### DATA PROVIDED
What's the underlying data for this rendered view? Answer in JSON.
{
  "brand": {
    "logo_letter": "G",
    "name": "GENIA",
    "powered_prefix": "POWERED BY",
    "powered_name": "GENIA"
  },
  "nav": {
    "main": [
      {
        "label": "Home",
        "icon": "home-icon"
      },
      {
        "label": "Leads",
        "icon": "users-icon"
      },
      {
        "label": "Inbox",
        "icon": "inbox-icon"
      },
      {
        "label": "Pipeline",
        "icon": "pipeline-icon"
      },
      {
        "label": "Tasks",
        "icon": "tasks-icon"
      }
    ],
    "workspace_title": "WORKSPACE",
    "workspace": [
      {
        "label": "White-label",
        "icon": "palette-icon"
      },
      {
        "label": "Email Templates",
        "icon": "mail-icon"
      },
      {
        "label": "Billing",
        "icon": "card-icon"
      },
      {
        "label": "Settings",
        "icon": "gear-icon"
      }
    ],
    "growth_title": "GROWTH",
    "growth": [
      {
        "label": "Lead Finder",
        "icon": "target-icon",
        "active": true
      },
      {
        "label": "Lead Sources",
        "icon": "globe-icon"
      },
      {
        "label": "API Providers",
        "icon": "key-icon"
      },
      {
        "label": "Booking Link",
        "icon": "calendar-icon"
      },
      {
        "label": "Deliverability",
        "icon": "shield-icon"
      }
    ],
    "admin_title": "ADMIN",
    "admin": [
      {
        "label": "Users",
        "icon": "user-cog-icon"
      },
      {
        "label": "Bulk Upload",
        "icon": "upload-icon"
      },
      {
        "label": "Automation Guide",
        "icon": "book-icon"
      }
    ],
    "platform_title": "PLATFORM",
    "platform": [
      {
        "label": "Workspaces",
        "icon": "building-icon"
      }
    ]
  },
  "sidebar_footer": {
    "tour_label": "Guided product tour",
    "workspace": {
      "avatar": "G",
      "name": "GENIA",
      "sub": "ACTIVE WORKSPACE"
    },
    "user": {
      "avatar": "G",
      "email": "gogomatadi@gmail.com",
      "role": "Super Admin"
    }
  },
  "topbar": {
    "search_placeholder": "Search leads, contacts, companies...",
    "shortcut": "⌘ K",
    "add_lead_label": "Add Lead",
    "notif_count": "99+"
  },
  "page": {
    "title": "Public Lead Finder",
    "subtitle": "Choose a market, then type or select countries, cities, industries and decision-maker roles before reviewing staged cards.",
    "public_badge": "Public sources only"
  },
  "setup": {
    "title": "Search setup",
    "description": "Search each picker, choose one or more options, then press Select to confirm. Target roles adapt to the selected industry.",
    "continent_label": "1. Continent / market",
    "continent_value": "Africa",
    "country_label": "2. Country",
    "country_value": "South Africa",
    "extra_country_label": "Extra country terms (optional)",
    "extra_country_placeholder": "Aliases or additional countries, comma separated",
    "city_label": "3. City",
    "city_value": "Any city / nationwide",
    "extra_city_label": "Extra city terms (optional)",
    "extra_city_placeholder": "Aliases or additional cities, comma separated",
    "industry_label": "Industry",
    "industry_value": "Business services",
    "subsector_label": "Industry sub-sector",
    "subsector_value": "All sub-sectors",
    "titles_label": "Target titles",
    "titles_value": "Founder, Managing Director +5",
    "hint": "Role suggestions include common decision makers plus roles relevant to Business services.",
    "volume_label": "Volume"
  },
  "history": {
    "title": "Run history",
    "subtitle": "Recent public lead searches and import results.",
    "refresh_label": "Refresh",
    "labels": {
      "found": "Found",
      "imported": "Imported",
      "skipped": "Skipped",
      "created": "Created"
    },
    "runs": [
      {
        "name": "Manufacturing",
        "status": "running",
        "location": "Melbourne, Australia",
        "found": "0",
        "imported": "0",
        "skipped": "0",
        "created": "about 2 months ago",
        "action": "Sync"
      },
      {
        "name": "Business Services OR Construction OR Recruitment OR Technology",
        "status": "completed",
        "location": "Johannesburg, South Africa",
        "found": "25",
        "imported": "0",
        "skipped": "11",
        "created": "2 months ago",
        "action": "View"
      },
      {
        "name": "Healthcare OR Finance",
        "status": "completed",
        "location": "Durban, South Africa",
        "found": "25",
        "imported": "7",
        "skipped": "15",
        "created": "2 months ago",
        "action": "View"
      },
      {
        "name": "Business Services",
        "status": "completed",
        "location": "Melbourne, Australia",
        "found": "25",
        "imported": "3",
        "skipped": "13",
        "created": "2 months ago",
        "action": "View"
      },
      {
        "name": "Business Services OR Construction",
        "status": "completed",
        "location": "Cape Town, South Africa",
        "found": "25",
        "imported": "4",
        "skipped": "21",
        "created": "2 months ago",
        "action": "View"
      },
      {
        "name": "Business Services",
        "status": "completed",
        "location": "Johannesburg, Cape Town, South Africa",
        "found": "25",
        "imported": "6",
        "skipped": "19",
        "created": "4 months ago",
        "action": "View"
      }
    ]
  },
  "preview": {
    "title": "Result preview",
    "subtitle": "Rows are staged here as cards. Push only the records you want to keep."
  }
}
######
— EXERCISE DIRECTIONS —
Reproduce all the data word for word.

— EXPECTED OUTPUT —
What's the underlying data for this rendered view? Answer in JSON.
{
  "brand": {
    "logo_letter": "G",
    "name": "GENIA",
    "powered_prefix": "POWERED BY",
    "powered_name": "GENIA"
  },
  "nav": {
    "main": [
      {
        "label": "Home",
        "icon": "home-icon"
      },
      {
        "label": "Leads",
        "icon": "users-icon"
      },
      {
        "label": "Inbox",
        "icon": "inbox-icon"
      },
      {
        "label": "Pipeline",
        "icon": "pipeline-icon"
      },
      {
        "label": "Tasks",
        "icon": "tasks-icon"
      }
    ],
    "workspace_title": "WORKSPACE",
    "workspace": [
      {
        "label": "White-label",
        "icon": "palette-icon"
      },
      {
        "label": "Email Templates",
        "icon": "mail-icon"
      },
      {
        "label": "Billing",
        "icon": "card-icon"
      },
      {
        "label": "Settings",
        "icon": "gear-icon"
      }
    ],
    "growth_title": "GROWTH",
    "growth": [
      {
        "label": "Lead Finder",
        "icon": "target-icon",
        "active": true
      },
      {
        "label": "Lead Sources",
        "icon": "globe-icon"
      },
      {
        "label": "API Providers",
        "icon": "key-icon"
      },
      {
        "label": "Booking Link",
        "icon": "calendar-icon"
      },
      {
        "label": "Deliverability",
        "icon": "shield-icon"
      }
    ],
    "admin_title": "ADMIN",
    "admin": [
      {
        "label": "Users",
        "icon": "user-cog-icon"
      },
      {
        "label": "Bulk Upload",
        "icon": "upload-icon"
      },
      {
        "label": "Automation Guide",
        "icon": "book-icon"
      }
    ],
    "platform_title": "PLATFORM",
    "platform": [
      {
        "label": "Workspaces",
        "icon": "building-icon"
      }
    ]
  },
  "sidebar_footer": {
    "tour_label": "Guided product tour",
    "workspace": {
      "avatar": "G",
      "name": "GENIA",
      "sub": "ACTIVE WORKSPACE"
    },
    "user": {
      "avatar": "G",
      "email": "gogomatadi@gmail.com",
      "role": "Super Admin"
    }
  },
  "topbar": {
    "search_placeholder": "Search leads, contacts, companies...",
    "shortcut": "⌘ K",
    "add_lead_label": "Add Lead",
    "notif_count": "99+"
  },
  "page": {
    "title": "Public Lead Finder",
    "subtitle": "Choose a market, then type or select countries, cities, industries and decision-maker roles before reviewing staged cards.",
    "public_badge": "Public sources only"
  },
  "setup": {
    "title": "Search setup",
    "description": "Search each picker, choose one or more options, then press Select to confirm. Target roles adapt to the selected industry.",
    "continent_label": "1. Continent / market",
    "continent_value": "Africa",
    "country_label": "2. Country",
    "country_value": "South Africa",
    "extra_country_label": "Extra country terms (optional)",
    "extra_country_placeholder": "Aliases or additional countries, comma separated",
    "city_label": "3. City",
    "city_value": "Any city / nationwide",
    "extra_city_label": "Extra city terms (optional)",
    "extra_city_placeholder": "Aliases or additional cities, comma separated",
    "industry_label": "Industry",
    "industry_value": "Business services",
    "subsector_label": "Industry sub-sector",
    "subsector_value": "All sub-sectors",
    "titles_label": "Target titles",
    "titles_value": "Founder, Managing Director +5",
    "hint": "Role suggestions include common decision makers plus roles relevant to Business services.",
    "volume_label": "Volume"
  },
  "history": {
    "title": "Run history",
    "subtitle": "Recent public lead searches and import results.",
    "refresh_label": "Refresh",
    "labels": {
      "found": "Found",
      "imported": "Imported",
      "skipped": "Skipped",
      "created": "Created"
    },
    "runs": [
      {
        "name": "Manufacturing",
        "status": "running",
        "location": "Melbourne, Australia",
        "found": "0",
        "imported": "0",
        "skipped": "0",
        "created": "about 2 months ago",
        "action": "Sync"
      },
      {
        "name": "Business Services OR Construction OR Recruitment OR Technology",
        "status": "completed",
        "location": "Johannesburg, South Africa",
        "found": "25",
        "imported": "0",
        "skipped": "11",
        "created": "2 months ago",
        "action": "View"
      },
      {
        "name": "Healthcare OR Finance",
        "status": "completed",
        "location": "Durban, South Africa",
        "found": "25",
        "imported": "7",
        "skipped": "15",
        "created": "2 months ago",
        "action": "View"
      },
      {
        "name": "Business Services",
        "status": "completed",
        "location": "Melbourne, Australia",
        "found": "25",
        "imported": "3",
        "skipped": "13",
        "created": "2 months ago",
        "action": "View"
      },
      {
        "name": "Business Services OR Construction",
        "status": "completed",
        "location": "Cape Town, South Africa",
        "found": "25",
        "imported": "4",
        "skipped": "21",
        "created": "2 months ago",
        "action": "View"
      },
      {
        "name": "Business Services",
        "status": "completed",
        "location": "Johannesburg, Cape Town, South Africa",
        "found": "25",
        "imported": "6",
        "skipped": "19",
        "created": "4 months ago",
        "action": "View"
      }
    ]
  },
  "preview": {
    "title": "Result preview",
    "subtitle": "Rows are staged here as cards. Push only the records you want to keep."
  }
}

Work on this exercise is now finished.